### Task inputs

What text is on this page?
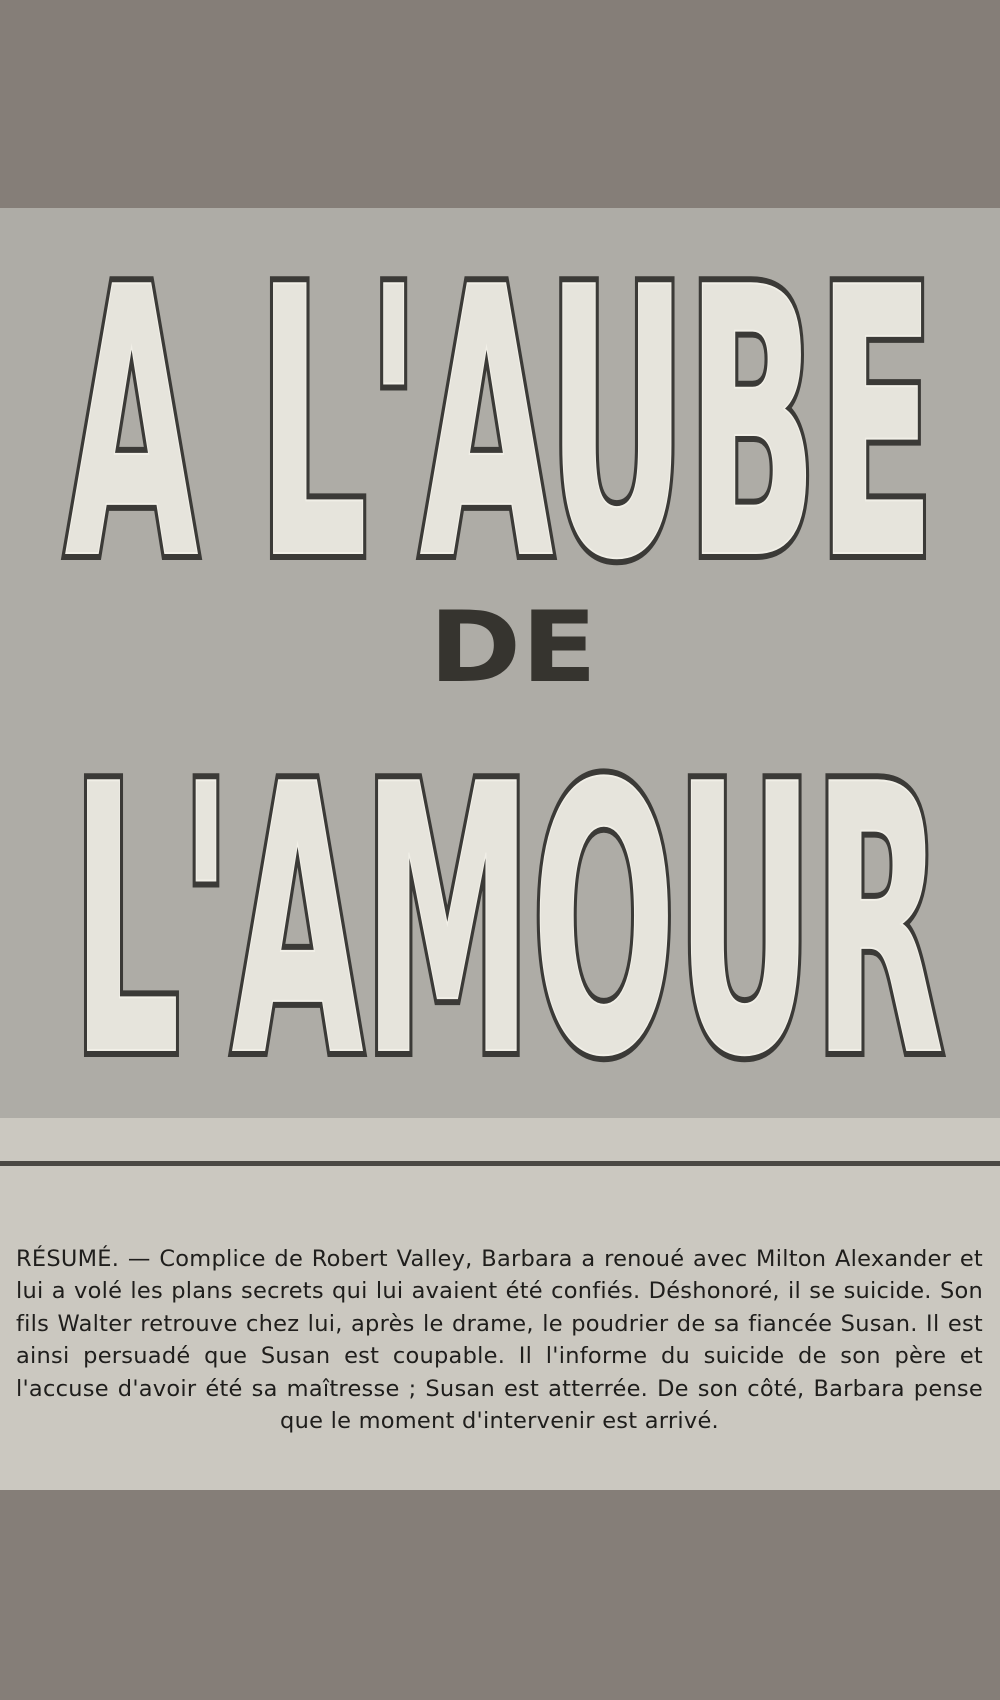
A L'AUBE
A L'AUBE
DE
L'AMOUR
L'AMOUR

RÉSUMÉ. — Complice de Robert Valley, Barbara a renoué avec Milton Alexander et lui a volé les plans secrets qui lui avaient été confiés. Déshonoré, il se suicide. Son fils Walter retrouve chez lui, après le drame, le poudrier de sa fiancée Susan. Il est ainsi persuadé que Susan est coupable. Il l'informe du suicide de son père et l'accuse d'avoir été sa maîtresse ; Susan est atterrée. De son côté, Barbara pense que le moment d'intervenir est arrivé.
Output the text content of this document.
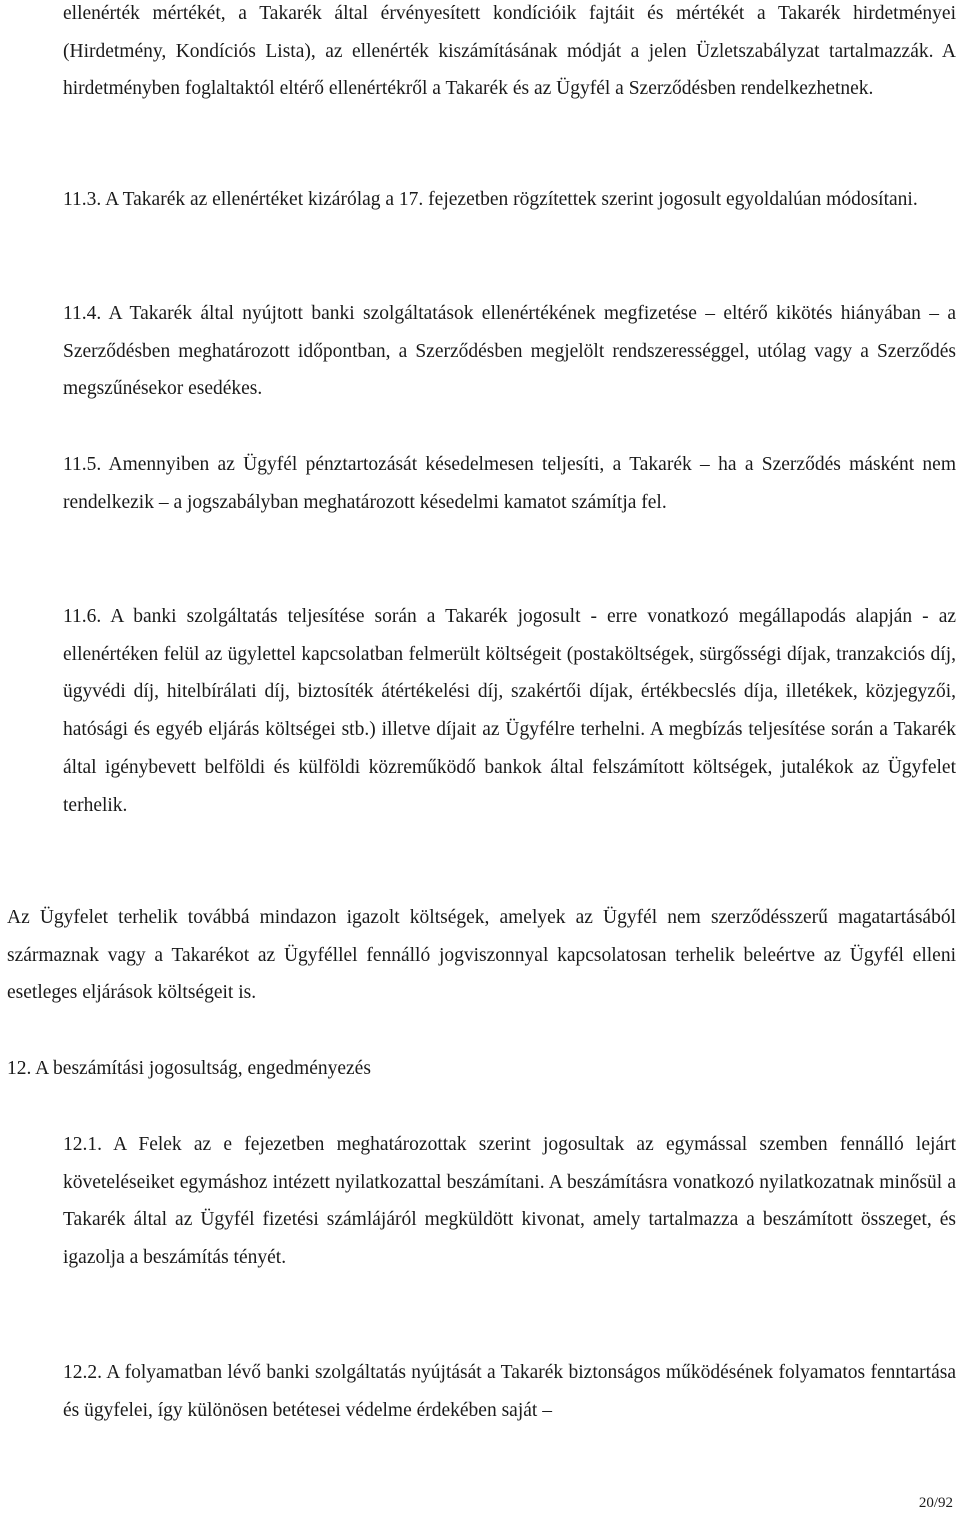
ellenérték mértékét, a Takarék által érvényesített kondícióik fajtáit és mértékét a Takarék hirdetményei (Hirdetmény, Kondíciós Lista), az ellenérték kiszámításának módját a jelen Üzletszabályzat tartalmazzák. A hirdetményben foglaltaktól eltérő ellenértékről a Takarék és az Ügyfél a Szerződésben rendelkezhetnek.
11.3. A Takarék az ellenértéket kizárólag a 17. fejezetben rögzítettek szerint jogosult egyoldalúan módosítani.
11.4. A Takarék által nyújtott banki szolgáltatások ellenértékének megfizetése – eltérő kikötés hiányában – a Szerződésben meghatározott időpontban, a Szerződésben megjelölt rendszerességgel, utólag vagy a Szerződés megszűnésekor esedékes.
11.5. Amennyiben az Ügyfél pénztartozását késedelmesen teljesíti, a Takarék – ha a Szerződés másként nem rendelkezik – a jogszabályban meghatározott késedelmi kamatot számítja fel.
11.6. A banki szolgáltatás teljesítése során a Takarék jogosult - erre vonatkozó megállapodás alapján - az ellenértéken felül az ügylettel kapcsolatban felmerült költségeit (postaköltségek, sürgősségi díjak, tranzakciós díj, ügyvédi díj, hitelbírálati díj, biztosíték átértékelési díj, szakértői díjak, értékbecslés díja, illetékek, közjegyzői, hatósági és egyéb eljárás költségei stb.) illetve díjait az Ügyfélre terhelni. A megbízás teljesítése során a Takarék által igénybevett belföldi és külföldi közreműködő bankok által felszámított költségek, jutalékok az Ügyfelet terhelik.
Az Ügyfelet terhelik továbbá mindazon igazolt költségek, amelyek az Ügyfél nem szerződésszerű magatartásából származnak vagy a Takarékot az Ügyféllel fennálló jogviszonnyal kapcsolatosan terhelik beleértve az Ügyfél elleni esetleges eljárások költségeit is.
12. A beszámítási jogosultság, engedményezés
12.1. A Felek az e fejezetben meghatározottak szerint jogosultak az egymással szemben fennálló lejárt követeléseiket egymáshoz intézett nyilatkozattal beszámítani. A beszámításra vonatkozó nyilatkozatnak minősül a Takarék által az Ügyfél fizetési számlájáról megküldött kivonat, amely tartalmazza a beszámított összeget, és igazolja a beszámítás tényét.
12.2. A folyamatban lévő banki szolgáltatás nyújtását a Takarék biztonságos működésének folyamatos fenntartása és ügyfelei, így különösen betétesei védelme érdekében saját –
20/92
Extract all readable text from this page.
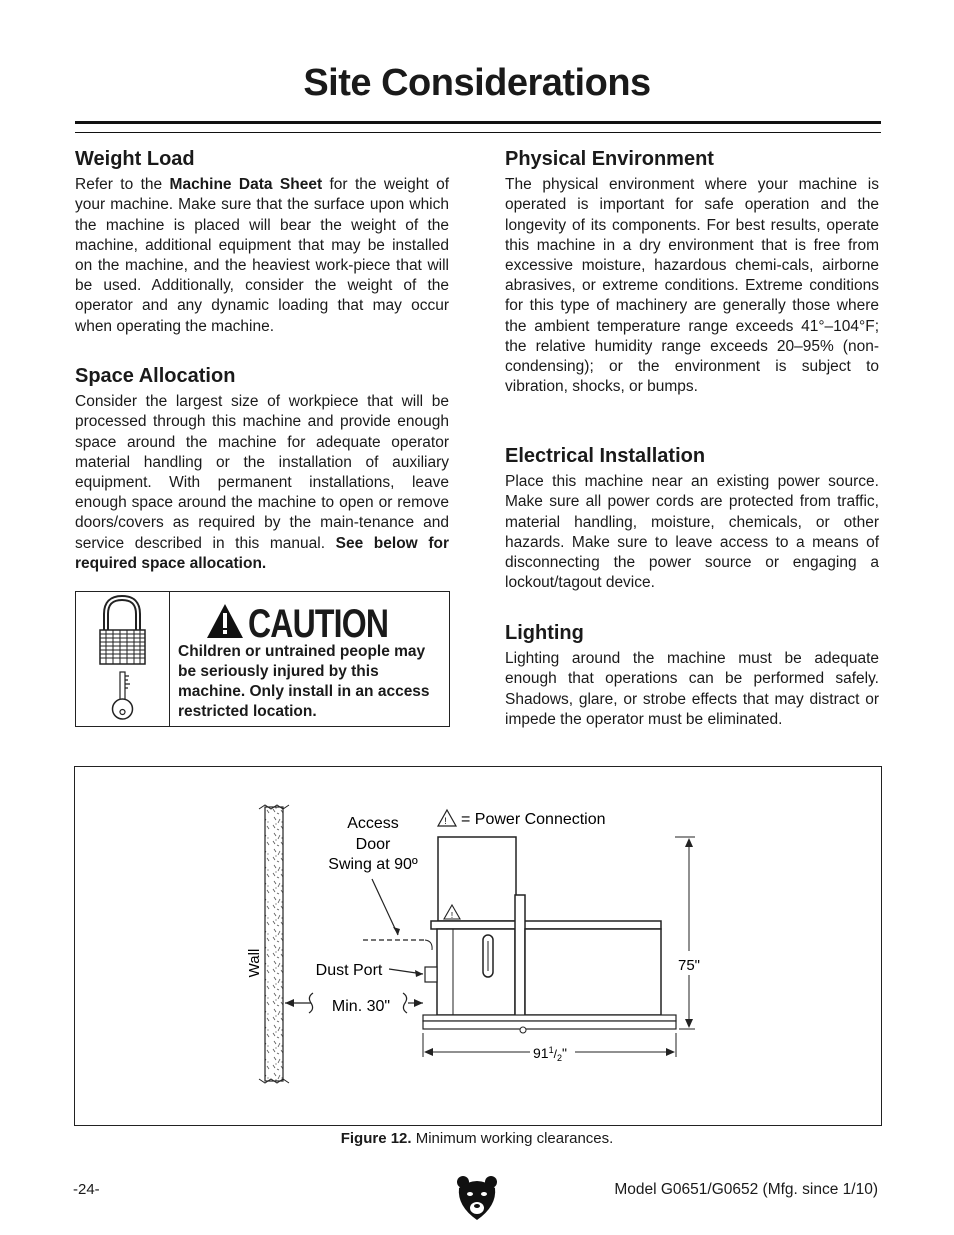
Site Considerations
Weight Load

Refer to the Machine Data Sheet for the weight of your machine. Make sure that the surface upon which the machine is placed will bear the weight of the machine, additional equipment that may be installed on the machine, and the heaviest work-piece that will be used. Additionally, consider the weight of the operator and any dynamic loading that may occur when operating the machine.

Space Allocation

Consider the largest size of workpiece that will be processed through this machine and provide enough space around the machine for adequate operator material handling or the installation of auxiliary equipment. With permanent installations, leave enough space around the machine to open or remove doors/covers as required by the main-tenance and service described in this manual. See below for required space allocation.

CAUTION
Children or untrained people may be seriously injured by this machine. Only install in an access restricted location.
Physical Environment

The physical environment where your machine is operated is important for safe operation and the longevity of its components. For best results, operate this machine in a dry environment that is free from excessive moisture, hazardous chemi-cals, airborne abrasives, or extreme conditions. Extreme conditions for this type of machinery are generally those where the ambient temperature range exceeds 41°–104°F; the relative humidity range exceeds 20–95% (non-condensing); or the environment is subject to vibration, shocks, or bumps.

Electrical Installation

Place this machine near an existing power source. Make sure all power cords are protected from traffic, material handling, moisture, chemicals, or other hazards. Make sure to leave access to a means of disconnecting the power source or engaging a lockout/tagout device.

Lighting

Lighting around the machine must be adequate enough that operations can be performed safely. Shadows, glare, or strobe effects that may distract or impede the operator must be eliminated.

Wall
! = Power Connection
Access
Door
Swing at 90º
!
Dust Port
Min. 30"
75"
$91^1/_2$"
Figure 12. Minimum working clearances.
-24-	Model G0651/G0652 (Mfg. since 1/10)
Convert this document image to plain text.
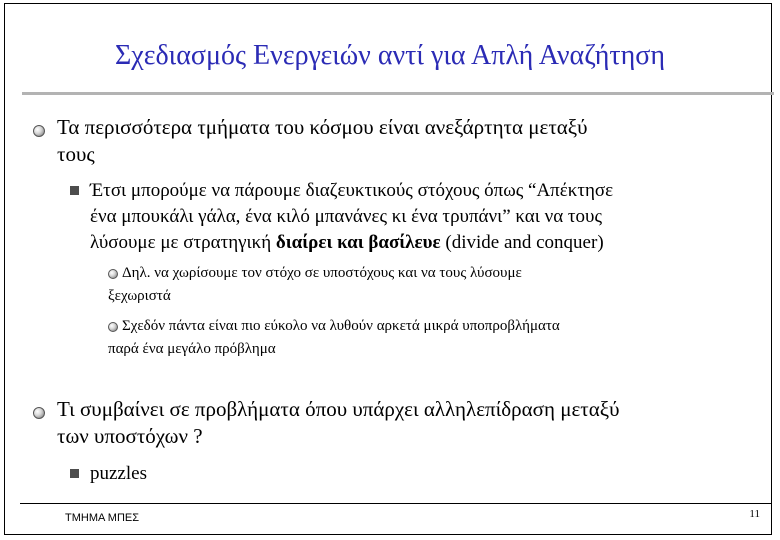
Σχεδιασμός Ενεργειών αντί για Απλή Αναζήτηση
Τα περισσότερα τμήματα του κόσμου είναι ανεξάρτητα μεταξύ
τους
Έτσι μπορούμε να πάρουμε διαζευκτικούς στόχους όπως “Απέκτησε
ένα μπουκάλι γάλα, ένα κιλό μπανάνες κι ένα τρυπάνι” και να τους
λύσουμε με στρατηγική διαίρει και βασίλευε (divide and conquer)
Δηλ. να χωρίσουμε τον στόχο σε υποστόχους και να τους λύσουμε
ξεχωριστά
Σχεδόν πάντα είναι πιο εύκολο να λυθούν αρκετά μικρά υποπροβλήματα
παρά ένα μεγάλο πρόβλημα
Τι συμβαίνει σε προβλήματα όπου υπάρχει αλληλεπίδραση μεταξύ
των υποστόχων ?
puzzles
ΤΜΗΜΑ ΜΠΕΣ	11
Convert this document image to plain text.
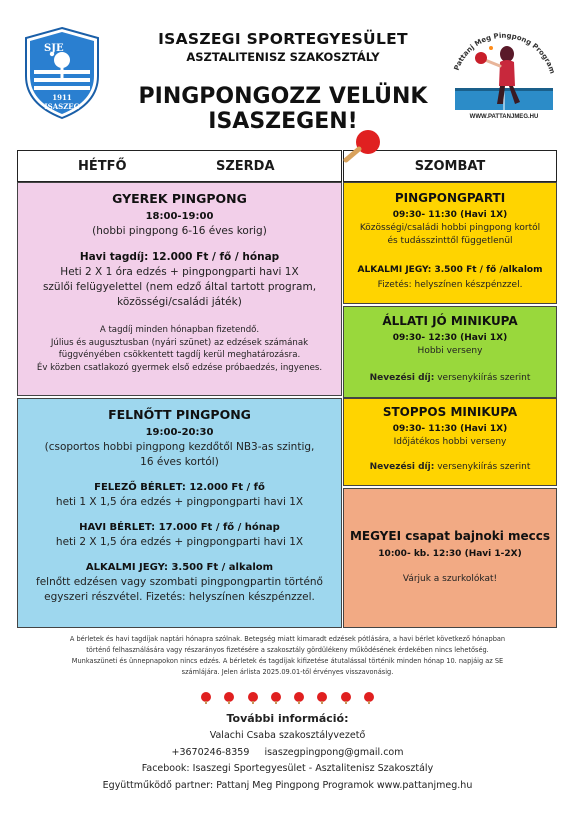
SJE
1911
ISASZEG
ISASZEGI SPORTEGYESÜLET
ASZTALITENISZ SZAKOSZTÁLY
PINGPONGOZZ VELÜNK
ISASZEGEN!
Pattanj Meg Pingpong Program
WWW.PATTANJMEG.HU
HÉTFŐ	SZERDA	SZOMBAT
GYEREK PINGPONG
18:00-19:00
(hobbi pingpong 6-16 éves korig)
Havi tagdíj: 12.000 Ft / fő / hónap
Heti 2 X 1 óra edzés + pingpongparti havi 1X
szülői felügyelettel (nem edző által tartott program,
közösségi/családi játék)
A tagdíj minden hónapban fizetendő.
Július és augusztusban (nyári szünet) az edzések számának
függvényében csökkentett tagdíj kerül meghatározásra.
Év közben csatlakozó gyermek első edzése próbaedzés, ingyenes.
FELNŐTT PINGPONG
19:00-20:30
(csoportos hobbi pingpong kezdőtől NB3-as szintig,
16 éves kortól)
FELEZŐ BÉRLET: 12.000 Ft / fő
heti 1 X 1,5 óra edzés + pingpongparti havi 1X
HAVI BÉRLET: 17.000 Ft / fő / hónap
heti 2 X 1,5 óra edzés + pingpongparti havi 1X
ALKALMI JEGY: 3.500 Ft / alkalom
felnőtt edzésen vagy szombati pingpongpartin történő
egyszeri részvétel. Fizetés: helyszínen készpénzzel.
PINGPONGPARTI
09:30- 11:30 (Havi 1X)
Közösségi/családi hobbi pingpong kortól
és tudásszinttől függetlenül
ALKALMI JEGY: 3.500 Ft / fő /alkalom
Fizetés: helyszínen készpénzzel.
ÁLLATI JÓ MINIKUPA
09:30- 12:30 (Havi 1X)
Hobbi verseny
Nevezési díj: versenykiírás szerint
STOPPOS MINIKUPA
09:30- 11:30 (Havi 1X)
Időjátékos hobbi verseny
Nevezési díj: versenykiírás szerint
MEGYEI csapat bajnoki meccs
10:00- kb. 12:30 (Havi 1-2X)
Várjuk a szurkolókat!
A bérletek és havi tagdíjak naptári hónapra szólnak. Betegség miatt kimaradt edzések pótlására, a havi bérlet következő hónapban
történő felhasználására vagy részarányos fizetésére a szakosztály gördülékeny működésének érdekében nincs lehetőség.
Munkaszüneti és ünnepnapokon nincs edzés. A bérletek és tagdíjak kifizetése átutalással történik minden hónap 10. napjáig az SE
számlájára. Jelen árlista 2025.09.01-től érvényes visszavonásig.
További információ:
Valachi Csaba szakosztályvezető
+3670246-8359     isaszegpingpong@gmail.com
Facebook: Isaszegi Sportegyesület - Asztalitenisz Szakosztály
Együttműködő partner: Pattanj Meg Pingpong Programok www.pattanjmeg.hu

######

Reproduce every line of the listing above in which the string "text" appears.

What text is on this page?
Output the text content of this document.
Extract all readable text from this page.
Convert this document image to plain text.
Convert this document image to plain text.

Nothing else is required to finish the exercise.